*** ФРАГМЕНТ ТЕКСТА

Именно развитие континуального утопического сознания я считаю одной из приоритетных задач планетарного прогрессивного движения.

Организаторы уточнили у меня – буду ли я делать акцент именно на «левой» утопии. Однако проблема заключается в сложностях определения того, какие именно элементы социально-политической реальности могут быть маркированы словом «левый». О дихотомии «левого» и «правого» можно написать тысячи страниц – при этом я предпочел бы вообще отказаться от этой бинарной оппозиции, поскольку она стала слишком расплывчатой и малопригодной для тонкого анализа социально-политической реальности.

Я бы предпочел говорить не о «левых» или «правых» утопиях, но об утопиях «прогрессивных» и «регрессивных».

Прогрессивные утопии я определяю следующим образом. Их цель – максимизация человеческой свободы, творческое развитие индивидуальности. Развитие общества в их рамках ведет не к подавлению личности, а к ее освобождению. В рамках прогрессивных утопий предлагается минимизация насилия и принуждения – физического, экономического, политического, дискурсивно-концептуального и иных. Приоритетом является выход как индивидуальности, так и общества в целом на качественно новые уровни развития. Прогрессивные утопии по определению антитоталитарны.

Регрессивные же утопии могут включать в себя такие элементы, как безусловный принцип авторитета, насильственную власть как идеальную и долженствующую иметь место, нормативный элитаризм (фундаментально-онтологически обосновываемую сословность), принятие архаичных систем ритуалов и табу как обязательных для социума. Социум в такого рода утопиях в итоге подавляет индивидуальность.

Регрессивные утопии правильнее было бы называть антиутопиями, но проблема в том, что сами авторы и сторонники регрессивных утопий могут не считать их регрессивными – а себя считать «левыми». Разделение на утопии и антиутопии все же предполагает соответственно положительное или отрицательное отношение автора к предлагаемой им социальной модели. Поэтому различение между «регрессивной утопией» и «антиутопией» мне представляется оправданным.

******
*** ИСХОДНЫЕ ДАННЫЕ

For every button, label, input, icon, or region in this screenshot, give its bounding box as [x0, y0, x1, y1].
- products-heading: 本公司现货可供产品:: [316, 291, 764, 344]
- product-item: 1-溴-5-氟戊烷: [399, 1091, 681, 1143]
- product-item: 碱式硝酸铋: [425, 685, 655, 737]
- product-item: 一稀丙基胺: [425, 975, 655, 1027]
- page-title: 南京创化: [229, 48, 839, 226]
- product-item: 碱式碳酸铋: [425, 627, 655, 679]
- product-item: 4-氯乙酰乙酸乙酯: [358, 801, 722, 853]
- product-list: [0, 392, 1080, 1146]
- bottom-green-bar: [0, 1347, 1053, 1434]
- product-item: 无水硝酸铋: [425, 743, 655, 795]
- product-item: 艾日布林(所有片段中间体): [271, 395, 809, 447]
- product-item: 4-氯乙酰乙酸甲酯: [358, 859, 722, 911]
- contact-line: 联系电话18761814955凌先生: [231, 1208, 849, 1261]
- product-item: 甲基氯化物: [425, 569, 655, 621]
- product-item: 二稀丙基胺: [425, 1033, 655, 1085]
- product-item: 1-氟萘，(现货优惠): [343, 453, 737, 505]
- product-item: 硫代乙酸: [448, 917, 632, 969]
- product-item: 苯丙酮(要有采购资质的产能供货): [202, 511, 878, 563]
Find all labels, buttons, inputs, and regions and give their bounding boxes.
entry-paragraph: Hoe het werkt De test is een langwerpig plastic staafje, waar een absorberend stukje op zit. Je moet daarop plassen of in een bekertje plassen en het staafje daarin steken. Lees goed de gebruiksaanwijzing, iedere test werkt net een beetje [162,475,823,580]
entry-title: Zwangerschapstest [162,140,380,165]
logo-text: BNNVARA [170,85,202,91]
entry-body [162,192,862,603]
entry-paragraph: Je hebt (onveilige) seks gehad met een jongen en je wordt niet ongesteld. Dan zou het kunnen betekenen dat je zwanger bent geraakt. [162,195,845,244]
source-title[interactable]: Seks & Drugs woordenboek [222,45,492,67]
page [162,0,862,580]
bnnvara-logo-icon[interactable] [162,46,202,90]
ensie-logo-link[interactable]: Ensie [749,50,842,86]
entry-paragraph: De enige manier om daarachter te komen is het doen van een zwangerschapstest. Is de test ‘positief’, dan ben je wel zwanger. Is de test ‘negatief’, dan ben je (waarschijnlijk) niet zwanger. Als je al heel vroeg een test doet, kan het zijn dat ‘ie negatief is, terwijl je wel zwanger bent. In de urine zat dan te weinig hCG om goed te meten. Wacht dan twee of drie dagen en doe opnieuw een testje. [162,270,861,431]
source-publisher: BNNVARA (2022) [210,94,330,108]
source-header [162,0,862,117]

******

● ЗАДАНИЕ A:
Можете дословно продублировать отрезок фрагмента об утопиях от «Прогрессивные утопии я» до «по определению антитоталитарны.» включительно?
● ЗАДАНИЕ B:
Можете дописать следующую часть фрагмента об утопиях, начав сразу после его последнего предложения?
Перечень никак не связан с фрагментом об утопиях.

● ПИСЬМЕННЫЙ ОТВЕТ A:
Прогрессивные утопии я определяю следующим образом. Их цель – максимизация человеческой свободы, творческое развитие индивидуальности. Развитие общества в их рамках ведет не к подавлению личности, а к ее освобождению. В рамках прогрессивных утопий предлагается минимизация насилия и принуждения – физического, экономического, политического, дискурсивно-концептуального и иных. Приоритетом является выход как индивидуальности, так и общества в целом на качественно новые уровни развития. Прогрессивные утопии по определению антитоталитарны.

● ПИСЬМЕННЫЙ ОТВЕТ B:
Что же касается термина «левый», то следует обратить внимание на спектр политических движений, позиционирующих себя в качестве «левых». Многие современные левые движения имеют в себе немало ностальгинерских, консервативных и реактивных (если не реакционных) черт. СССР и некоторые другие тоталитарные образования XX века, по недоразумению считавшееся «левыми», стали своего рода «золотым веком» для многих современных так называемых «левых» движений, многие из которых напрямую наследуют этим тоталитарным объединениям. Привязанность к утопическим моделям вековой и более давности постепенно ведет эти движения по пути сотрудничества с иными консервативными и ультраконсервативными силами, не позволяет адекватно воспринимать новую интеллектуальную, культурную и социальную реальность и реагировать на ее вызовы. В пределе мы имеем сотрудничество некоторых называющих себя «левыми» движений с фундаменталистскими клерикальными организациями (классический пример – сотрудничество КПРФ и РПЦ МП).

Утопии подобных движений регрессивны настолько, что уже не имеют не только дальнего, но и ближнего горизонта. Образ «коммунизма» у КПРФ фактически соединяется с образом сильной российской империи, а идеалом видится сталинский вариант государства. Это утопия не прогресса, а возврата. Конечно, она может концептуально подаваться как выход человечества из тупика, для чего нужно вернуться к предшествующему этапу. Но подобные оправдания регресса подобны рассуждениям о переходе к реальности абсолютной свободы через период тотальной диктатуры. Средство подменяет собой цель, диктатура сохраняет себя на неопределенно долгий срок – то же самое можно сказать и о предлагаемом «выходе из тупика».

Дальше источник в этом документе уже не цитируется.